* Task details *
In the following material, identify every line holding the string "this" and return it.

BEGIN Entries

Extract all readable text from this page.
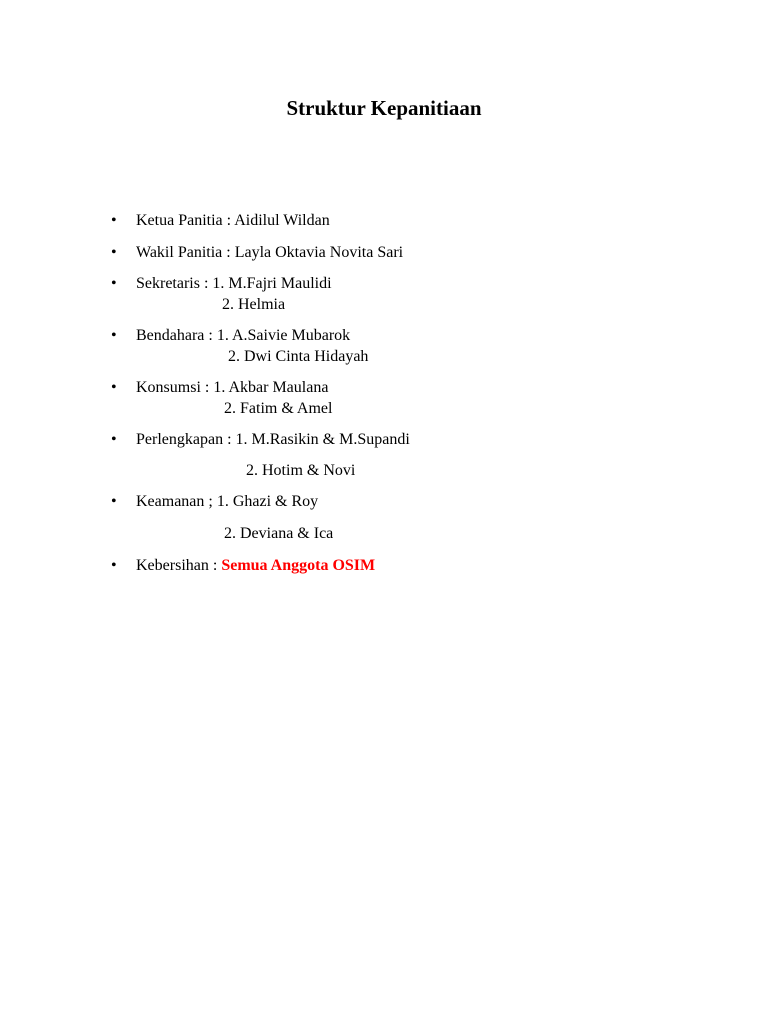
Struktur Kepanitiaan
• Ketua Panitia : Aidilul Wildan
• Wakil Panitia : Layla Oktavia Novita Sari
• Sekretaris : 1. M.Fajri Maulidi
2. Helmia
• Bendahara : 1. A.Saivie Mubarok
2. Dwi Cinta Hidayah
• Konsumsi : 1. Akbar Maulana
2. Fatim & Amel
• Perlengkapan : 1. M.Rasikin & M.Supandi
2. Hotim & Novi
• Keamanan ; 1. Ghazi & Roy
2. Deviana & Ica
• Kebersihan : Semua Anggota OSIM
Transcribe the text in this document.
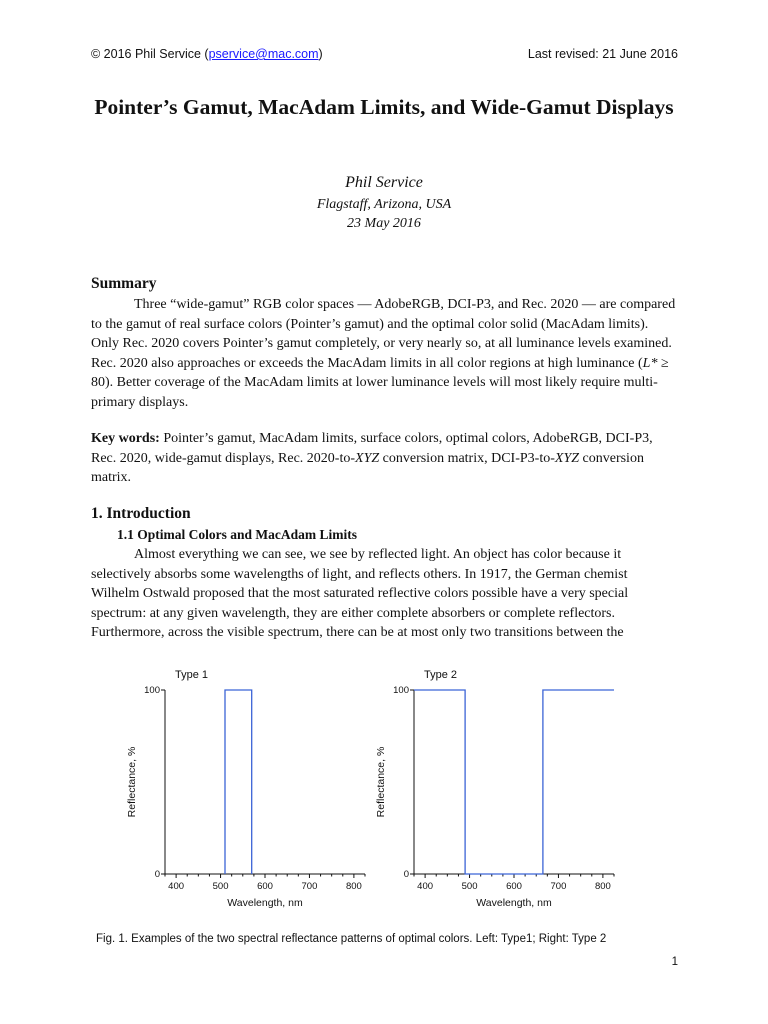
© 2016 Phil Service (pservice@mac.com)	Last revised: 21 June 2016
Pointer’s Gamut, MacAdam Limits, and Wide-Gamut Displays
Phil Service
Flagstaff, Arizona, USA
23 May 2016
Summary

Three “wide-gamut” RGB color spaces — AdobeRGB, DCI-P3, and Rec. 2020 — are compared to the gamut of real surface colors (Pointer’s gamut) and the optimal color solid (MacAdam limits). Only Rec. 2020 covers Pointer’s gamut completely, or very nearly so, at all luminance levels examined. Rec. 2020 also approaches or exceeds the MacAdam limits in all color regions at high luminance (L* ≥ 80). Better coverage of the MacAdam limits at lower luminance levels will most likely require multi-primary displays.

Key words: Pointer’s gamut, MacAdam limits, surface colors, optimal colors, AdobeRGB, DCI-P3, Rec. 2020, wide-gamut displays, Rec. 2020-to-XYZ conversion matrix, DCI-P3-to-XYZ conversion matrix.

1. Introduction
1.1 Optimal Colors and MacAdam Limits

Almost everything we can see, we see by reflected light. An object has color because it selectively absorbs some wavelengths of light, and reflects others. In 1917, the German chemist Wilhelm Ostwald proposed that the most saturated reflective colors possible have a very special spectrum: at any given wavelength, they are either complete absorbers or complete reflectors. Furthermore, across the visible spectrum, there can be at most only two transitions between the

Type 1
0
100
400	500	600	700	800
Wavelength, nm
Reflectance, %
Type 2
0
100
400	500	600	700	800
Wavelength, nm
Reflectance, %
Fig. 1. Examples of the two spectral reflectance patterns of optimal colors. Left: Type1; Right: Type 2
1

END Entries

* Correct response *
Extract all readable text from this page.
Transcribe the text in this document.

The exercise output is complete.